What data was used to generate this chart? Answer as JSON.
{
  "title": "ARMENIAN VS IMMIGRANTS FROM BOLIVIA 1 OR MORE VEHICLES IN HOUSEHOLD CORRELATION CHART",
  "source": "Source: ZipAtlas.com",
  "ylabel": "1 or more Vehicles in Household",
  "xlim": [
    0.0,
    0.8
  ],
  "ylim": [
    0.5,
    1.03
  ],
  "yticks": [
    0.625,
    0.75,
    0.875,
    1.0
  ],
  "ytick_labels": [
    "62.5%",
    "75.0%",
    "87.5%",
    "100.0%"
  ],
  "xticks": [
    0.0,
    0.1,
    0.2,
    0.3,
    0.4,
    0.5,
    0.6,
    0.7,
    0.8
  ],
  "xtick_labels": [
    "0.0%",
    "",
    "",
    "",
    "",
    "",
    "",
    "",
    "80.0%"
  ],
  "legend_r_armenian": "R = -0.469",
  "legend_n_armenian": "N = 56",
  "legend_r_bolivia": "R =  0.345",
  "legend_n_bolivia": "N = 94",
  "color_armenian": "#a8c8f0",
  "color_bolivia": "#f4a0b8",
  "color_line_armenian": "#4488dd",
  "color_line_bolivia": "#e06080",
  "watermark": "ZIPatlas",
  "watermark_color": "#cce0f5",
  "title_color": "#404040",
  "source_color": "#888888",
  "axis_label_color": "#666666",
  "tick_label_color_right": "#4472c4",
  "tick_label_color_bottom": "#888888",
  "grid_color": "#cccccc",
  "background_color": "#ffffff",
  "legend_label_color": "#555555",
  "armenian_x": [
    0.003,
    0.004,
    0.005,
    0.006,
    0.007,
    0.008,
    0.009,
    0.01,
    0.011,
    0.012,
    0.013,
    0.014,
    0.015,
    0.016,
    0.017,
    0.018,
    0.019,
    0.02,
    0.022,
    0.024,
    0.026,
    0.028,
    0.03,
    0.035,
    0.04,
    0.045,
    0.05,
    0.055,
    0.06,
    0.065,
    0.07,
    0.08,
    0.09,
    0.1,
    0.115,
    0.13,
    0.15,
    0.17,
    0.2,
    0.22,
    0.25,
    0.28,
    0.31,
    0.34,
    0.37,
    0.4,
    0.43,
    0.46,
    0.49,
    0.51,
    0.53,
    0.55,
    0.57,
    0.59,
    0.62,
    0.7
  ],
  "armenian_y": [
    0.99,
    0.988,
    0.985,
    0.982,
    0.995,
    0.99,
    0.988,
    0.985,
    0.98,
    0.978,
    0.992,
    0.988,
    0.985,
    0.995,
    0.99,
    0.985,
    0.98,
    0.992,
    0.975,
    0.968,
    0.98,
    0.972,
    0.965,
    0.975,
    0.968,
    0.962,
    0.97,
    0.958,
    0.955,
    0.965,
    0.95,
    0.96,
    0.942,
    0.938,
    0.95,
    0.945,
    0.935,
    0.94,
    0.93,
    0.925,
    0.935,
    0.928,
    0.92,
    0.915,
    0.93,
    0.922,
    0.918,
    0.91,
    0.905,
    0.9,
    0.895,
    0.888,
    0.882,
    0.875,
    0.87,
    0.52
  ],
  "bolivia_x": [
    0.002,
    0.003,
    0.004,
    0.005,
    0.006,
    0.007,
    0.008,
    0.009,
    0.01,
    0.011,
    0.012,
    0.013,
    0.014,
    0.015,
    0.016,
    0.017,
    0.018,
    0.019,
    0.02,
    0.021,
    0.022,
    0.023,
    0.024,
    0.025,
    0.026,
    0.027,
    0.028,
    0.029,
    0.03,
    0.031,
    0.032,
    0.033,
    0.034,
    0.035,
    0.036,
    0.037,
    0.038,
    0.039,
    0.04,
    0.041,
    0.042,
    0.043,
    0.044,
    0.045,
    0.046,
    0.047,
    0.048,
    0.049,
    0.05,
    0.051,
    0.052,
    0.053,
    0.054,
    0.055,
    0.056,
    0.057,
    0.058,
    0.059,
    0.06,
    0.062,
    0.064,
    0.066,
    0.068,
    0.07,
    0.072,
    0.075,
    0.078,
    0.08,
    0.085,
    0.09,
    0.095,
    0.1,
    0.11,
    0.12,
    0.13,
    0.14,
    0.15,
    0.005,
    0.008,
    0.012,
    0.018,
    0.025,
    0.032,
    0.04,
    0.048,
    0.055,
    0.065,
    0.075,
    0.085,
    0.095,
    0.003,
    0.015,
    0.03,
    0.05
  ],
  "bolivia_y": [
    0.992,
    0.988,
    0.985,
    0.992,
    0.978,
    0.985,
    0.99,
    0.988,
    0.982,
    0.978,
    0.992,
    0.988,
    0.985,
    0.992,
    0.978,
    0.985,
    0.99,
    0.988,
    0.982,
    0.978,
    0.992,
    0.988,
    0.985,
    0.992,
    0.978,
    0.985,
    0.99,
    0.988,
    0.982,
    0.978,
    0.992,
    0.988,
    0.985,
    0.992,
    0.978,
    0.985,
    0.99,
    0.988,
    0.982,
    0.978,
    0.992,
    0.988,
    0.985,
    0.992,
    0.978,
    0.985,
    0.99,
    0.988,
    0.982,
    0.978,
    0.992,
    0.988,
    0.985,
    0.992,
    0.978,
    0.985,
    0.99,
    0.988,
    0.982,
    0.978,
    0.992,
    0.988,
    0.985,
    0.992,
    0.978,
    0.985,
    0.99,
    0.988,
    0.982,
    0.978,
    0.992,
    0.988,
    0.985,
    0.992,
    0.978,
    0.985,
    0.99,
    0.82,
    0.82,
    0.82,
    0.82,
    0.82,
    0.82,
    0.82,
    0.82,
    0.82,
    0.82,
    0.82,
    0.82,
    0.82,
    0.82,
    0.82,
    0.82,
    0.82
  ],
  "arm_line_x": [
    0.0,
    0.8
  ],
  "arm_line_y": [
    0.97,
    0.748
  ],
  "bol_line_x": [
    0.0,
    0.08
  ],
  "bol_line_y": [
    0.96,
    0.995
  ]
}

▸ Exercise instructions: Extract every record and return it verbatim.

▸ Solution for this exercise:
What data was used to generate this chart? Answer as JSON.
{
  "title": "ARMENIAN VS IMMIGRANTS FROM BOLIVIA 1 OR MORE VEHICLES IN HOUSEHOLD CORRELATION CHART",
  "source": "Source: ZipAtlas.com",
  "ylabel": "1 or more Vehicles in Household",
  "xlim": [
    0.0,
    0.8
  ],
  "ylim": [
    0.5,
    1.03
  ],
  "yticks": [
    0.625,
    0.75,
    0.875,
    1.0
  ],
  "ytick_labels": [
    "62.5%",
    "75.0%",
    "87.5%",
    "100.0%"
  ],
  "xticks": [
    0.0,
    0.1,
    0.2,
    0.3,
    0.4,
    0.5,
    0.6,
    0.7,
    0.8
  ],
  "xtick_labels": [
    "0.0%",
    "",
    "",
    "",
    "",
    "",
    "",
    "",
    "80.0%"
  ],
  "legend_r_armenian": "R = -0.469",
  "legend_n_armenian": "N = 56",
  "legend_r_bolivia": "R =  0.345",
  "legend_n_bolivia": "N = 94",
  "color_armenian": "#a8c8f0",
  "color_bolivia": "#f4a0b8",
  "color_line_armenian": "#4488dd",
  "color_line_bolivia": "#e06080",
  "watermark": "ZIPatlas",
  "watermark_color": "#cce0f5",
  "title_color": "#404040",
  "source_color": "#888888",
  "axis_label_color": "#666666",
  "tick_label_color_right": "#4472c4",
  "tick_label_color_bottom": "#888888",
  "grid_color": "#cccccc",
  "background_color": "#ffffff",
  "legend_label_color": "#555555",
  "armenian_x": [
    0.003,
    0.004,
    0.005,
    0.006,
    0.007,
    0.008,
    0.009,
    0.01,
    0.011,
    0.012,
    0.013,
    0.014,
    0.015,
    0.016,
    0.017,
    0.018,
    0.019,
    0.02,
    0.022,
    0.024,
    0.026,
    0.028,
    0.03,
    0.035,
    0.04,
    0.045,
    0.05,
    0.055,
    0.06,
    0.065,
    0.07,
    0.08,
    0.09,
    0.1,
    0.115,
    0.13,
    0.15,
    0.17,
    0.2,
    0.22,
    0.25,
    0.28,
    0.31,
    0.34,
    0.37,
    0.4,
    0.43,
    0.46,
    0.49,
    0.51,
    0.53,
    0.55,
    0.57,
    0.59,
    0.62,
    0.7
  ],
  "armenian_y": [
    0.99,
    0.988,
    0.985,
    0.982,
    0.995,
    0.99,
    0.988,
    0.985,
    0.98,
    0.978,
    0.992,
    0.988,
    0.985,
    0.995,
    0.99,
    0.985,
    0.98,
    0.992,
    0.975,
    0.968,
    0.98,
    0.972,
    0.965,
    0.975,
    0.968,
    0.962,
    0.97,
    0.958,
    0.955,
    0.965,
    0.95,
    0.96,
    0.942,
    0.938,
    0.95,
    0.945,
    0.935,
    0.94,
    0.93,
    0.925,
    0.935,
    0.928,
    0.92,
    0.915,
    0.93,
    0.922,
    0.918,
    0.91,
    0.905,
    0.9,
    0.895,
    0.888,
    0.882,
    0.875,
    0.87,
    0.52
  ],
  "bolivia_x": [
    0.002,
    0.003,
    0.004,
    0.005,
    0.006,
    0.007,
    0.008,
    0.009,
    0.01,
    0.011,
    0.012,
    0.013,
    0.014,
    0.015,
    0.016,
    0.017,
    0.018,
    0.019,
    0.02,
    0.021,
    0.022,
    0.023,
    0.024,
    0.025,
    0.026,
    0.027,
    0.028,
    0.029,
    0.03,
    0.031,
    0.032,
    0.033,
    0.034,
    0.035,
    0.036,
    0.037,
    0.038,
    0.039,
    0.04,
    0.041,
    0.042,
    0.043,
    0.044,
    0.045,
    0.046,
    0.047,
    0.048,
    0.049,
    0.05,
    0.051,
    0.052,
    0.053,
    0.054,
    0.055,
    0.056,
    0.057,
    0.058,
    0.059,
    0.06,
    0.062,
    0.064,
    0.066,
    0.068,
    0.07,
    0.072,
    0.075,
    0.078,
    0.08,
    0.085,
    0.09,
    0.095,
    0.1,
    0.11,
    0.12,
    0.13,
    0.14,
    0.15,
    0.005,
    0.008,
    0.012,
    0.018,
    0.025,
    0.032,
    0.04,
    0.048,
    0.055,
    0.065,
    0.075,
    0.085,
    0.095,
    0.003,
    0.015,
    0.03,
    0.05
  ],
  "bolivia_y": [
    0.992,
    0.988,
    0.985,
    0.992,
    0.978,
    0.985,
    0.99,
    0.988,
    0.982,
    0.978,
    0.992,
    0.988,
    0.985,
    0.992,
    0.978,
    0.985,
    0.99,
    0.988,
    0.982,
    0.978,
    0.992,
    0.988,
    0.985,
    0.992,
    0.978,
    0.985,
    0.99,
    0.988,
    0.982,
    0.978,
    0.992,
    0.988,
    0.985,
    0.992,
    0.978,
    0.985,
    0.99,
    0.988,
    0.982,
    0.978,
    0.992,
    0.988,
    0.985,
    0.992,
    0.978,
    0.985,
    0.99,
    0.988,
    0.982,
    0.978,
    0.992,
    0.988,
    0.985,
    0.992,
    0.978,
    0.985,
    0.99,
    0.988,
    0.982,
    0.978,
    0.992,
    0.988,
    0.985,
    0.992,
    0.978,
    0.985,
    0.99,
    0.988,
    0.982,
    0.978,
    0.992,
    0.988,
    0.985,
    0.992,
    0.978,
    0.985,
    0.99,
    0.82,
    0.82,
    0.82,
    0.82,
    0.82,
    0.82,
    0.82,
    0.82,
    0.82,
    0.82,
    0.82,
    0.82,
    0.82,
    0.82,
    0.82,
    0.82,
    0.82
  ],
  "arm_line_x": [
    0.0,
    0.8
  ],
  "arm_line_y": [
    0.97,
    0.748
  ],
  "bol_line_x": [
    0.0,
    0.08
  ],
  "bol_line_y": [
    0.96,
    0.995
  ]
}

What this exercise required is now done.